— What to work on —
Can all of these lines be returned exactly?

(Collection entries)
-*-*-
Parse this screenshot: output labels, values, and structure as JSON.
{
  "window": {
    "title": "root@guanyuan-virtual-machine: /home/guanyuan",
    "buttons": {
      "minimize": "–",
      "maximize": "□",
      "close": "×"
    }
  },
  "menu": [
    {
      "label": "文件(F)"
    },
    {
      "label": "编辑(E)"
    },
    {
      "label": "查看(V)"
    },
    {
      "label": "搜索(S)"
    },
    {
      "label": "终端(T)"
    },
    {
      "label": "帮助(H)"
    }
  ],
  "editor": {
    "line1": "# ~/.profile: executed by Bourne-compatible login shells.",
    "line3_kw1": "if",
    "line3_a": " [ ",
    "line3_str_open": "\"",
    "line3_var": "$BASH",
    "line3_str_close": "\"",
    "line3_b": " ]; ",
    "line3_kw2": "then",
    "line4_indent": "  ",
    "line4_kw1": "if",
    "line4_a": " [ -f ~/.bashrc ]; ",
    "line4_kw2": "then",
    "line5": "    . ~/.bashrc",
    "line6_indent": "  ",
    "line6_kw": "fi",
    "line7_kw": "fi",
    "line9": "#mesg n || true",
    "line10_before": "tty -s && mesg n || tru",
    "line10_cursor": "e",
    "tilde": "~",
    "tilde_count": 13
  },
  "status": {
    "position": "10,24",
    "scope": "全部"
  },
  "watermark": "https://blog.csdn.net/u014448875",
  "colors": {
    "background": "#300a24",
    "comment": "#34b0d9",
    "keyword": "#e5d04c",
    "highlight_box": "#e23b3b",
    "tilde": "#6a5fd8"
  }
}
-*-*-
— Result of the task —
Parse this screenshot: output labels, values, and structure as JSON.
{
  "window": {
    "title": "root@guanyuan-virtual-machine: /home/guanyuan",
    "buttons": {
      "minimize": "–",
      "maximize": "□",
      "close": "×"
    }
  },
  "menu": [
    {
      "label": "文件(F)"
    },
    {
      "label": "编辑(E)"
    },
    {
      "label": "查看(V)"
    },
    {
      "label": "搜索(S)"
    },
    {
      "label": "终端(T)"
    },
    {
      "label": "帮助(H)"
    }
  ],
  "editor": {
    "line1": "# ~/.profile: executed by Bourne-compatible login shells.",
    "line3_kw1": "if",
    "line3_a": " [ ",
    "line3_str_open": "\"",
    "line3_var": "$BASH",
    "line3_str_close": "\"",
    "line3_b": " ]; ",
    "line3_kw2": "then",
    "line4_indent": "  ",
    "line4_kw1": "if",
    "line4_a": " [ -f ~/.bashrc ]; ",
    "line4_kw2": "then",
    "line5": "    . ~/.bashrc",
    "line6_indent": "  ",
    "line6_kw": "fi",
    "line7_kw": "fi",
    "line9": "#mesg n || true",
    "line10_before": "tty -s && mesg n || tru",
    "line10_cursor": "e",
    "tilde": "~",
    "tilde_count": 13
  },
  "status": {
    "position": "10,24",
    "scope": "全部"
  },
  "watermark": "https://blog.csdn.net/u014448875",
  "colors": {
    "background": "#300a24",
    "comment": "#34b0d9",
    "keyword": "#e5d04c",
    "highlight_box": "#e23b3b",
    "tilde": "#6a5fd8"
  }
}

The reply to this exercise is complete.